▶ _WHAT THE TASK REQUIRES_
Scan the data beneath this task and copy each line that includes "percent".

▶ _LISTING_
====================

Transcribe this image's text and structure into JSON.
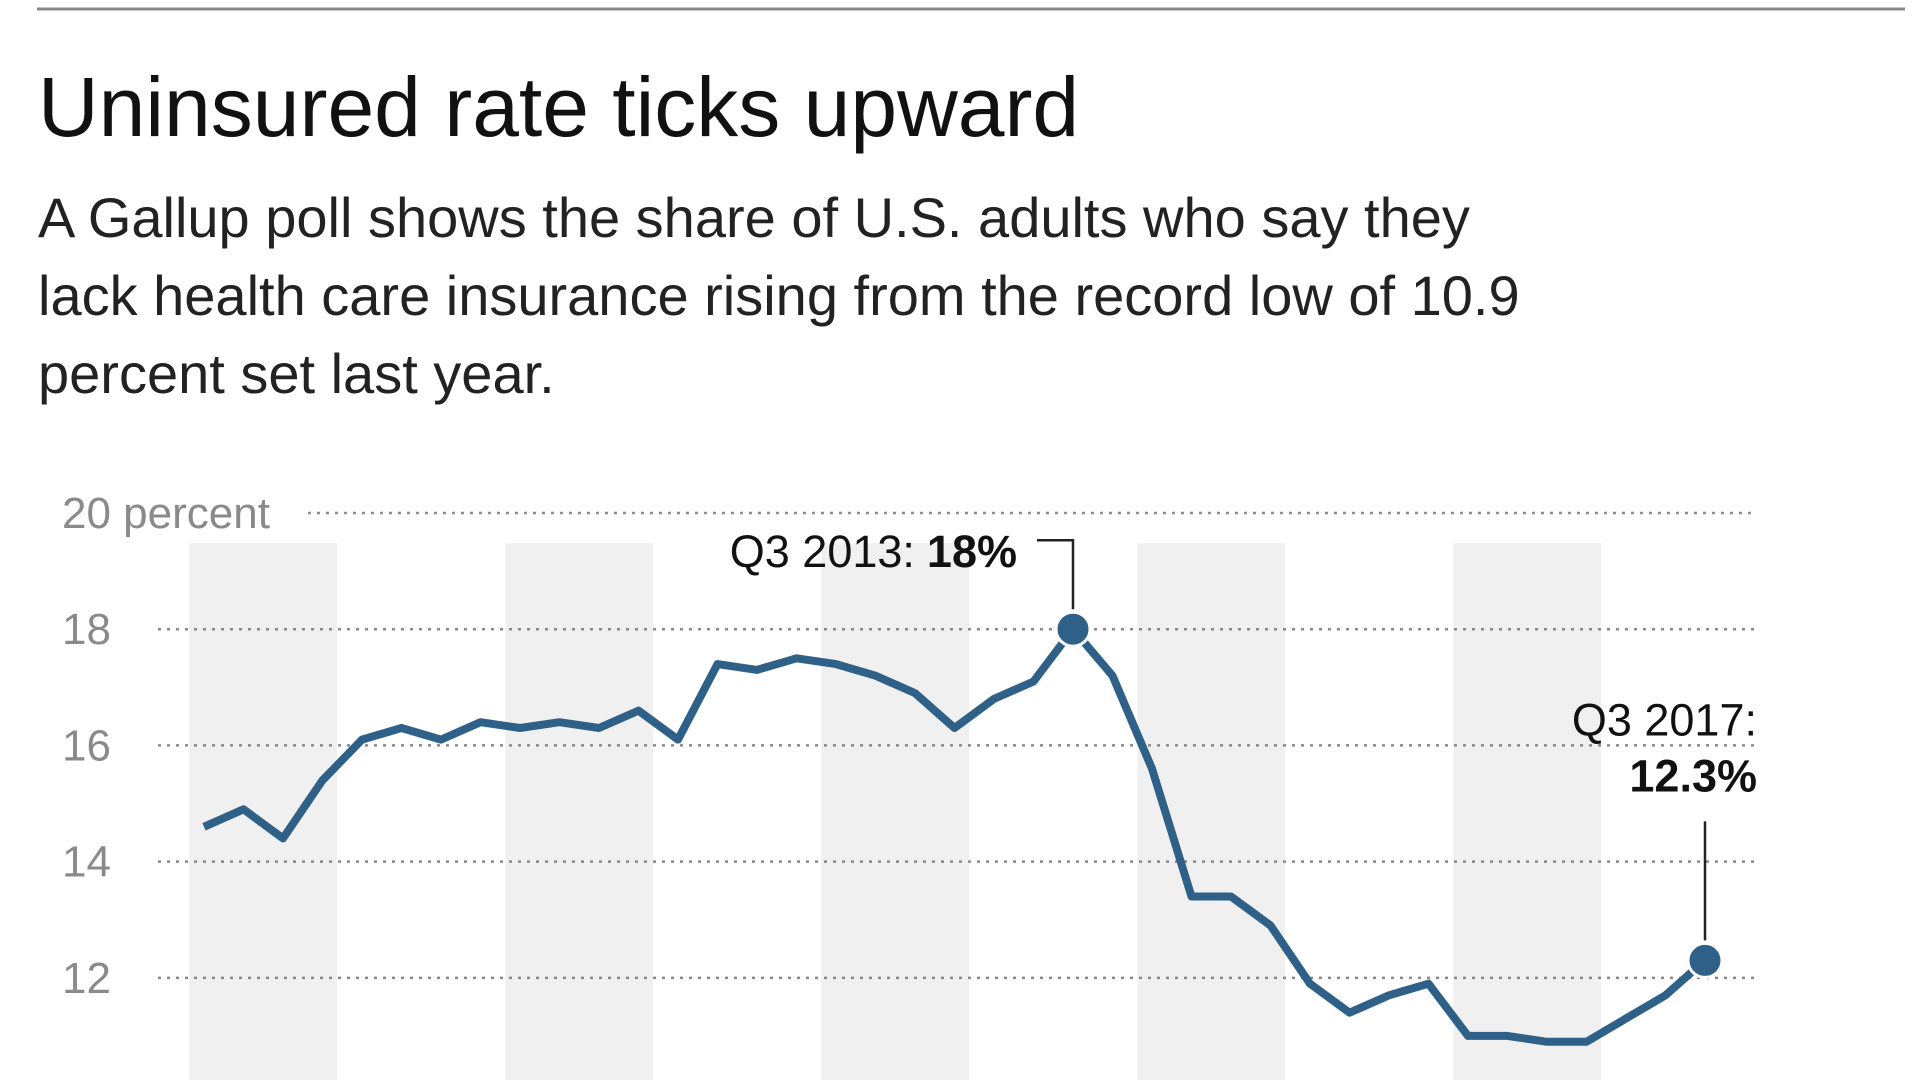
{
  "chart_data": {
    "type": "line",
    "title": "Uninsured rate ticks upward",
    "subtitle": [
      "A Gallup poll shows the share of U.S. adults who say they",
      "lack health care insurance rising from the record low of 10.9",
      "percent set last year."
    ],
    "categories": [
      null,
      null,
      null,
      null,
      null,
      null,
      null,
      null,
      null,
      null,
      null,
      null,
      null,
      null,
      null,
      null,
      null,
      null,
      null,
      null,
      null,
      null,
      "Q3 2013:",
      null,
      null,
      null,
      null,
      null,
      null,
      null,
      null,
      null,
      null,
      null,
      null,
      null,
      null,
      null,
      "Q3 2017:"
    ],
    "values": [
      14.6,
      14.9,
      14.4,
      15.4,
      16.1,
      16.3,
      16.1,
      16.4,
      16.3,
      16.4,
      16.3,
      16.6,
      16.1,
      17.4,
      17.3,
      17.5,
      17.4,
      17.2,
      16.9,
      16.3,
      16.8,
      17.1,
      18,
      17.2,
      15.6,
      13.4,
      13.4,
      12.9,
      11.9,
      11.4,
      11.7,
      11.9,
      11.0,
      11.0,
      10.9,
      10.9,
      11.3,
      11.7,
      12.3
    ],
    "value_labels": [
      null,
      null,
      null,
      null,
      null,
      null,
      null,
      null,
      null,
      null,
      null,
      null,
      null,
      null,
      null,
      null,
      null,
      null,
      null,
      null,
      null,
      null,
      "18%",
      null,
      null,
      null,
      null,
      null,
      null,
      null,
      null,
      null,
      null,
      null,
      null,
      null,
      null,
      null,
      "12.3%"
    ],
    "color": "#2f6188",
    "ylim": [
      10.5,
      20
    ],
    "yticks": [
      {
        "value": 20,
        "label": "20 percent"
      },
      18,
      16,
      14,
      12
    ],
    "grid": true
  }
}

====================

▶ _WRITTEN REPLY_
      "percent set last year."
        "label": "20 percent"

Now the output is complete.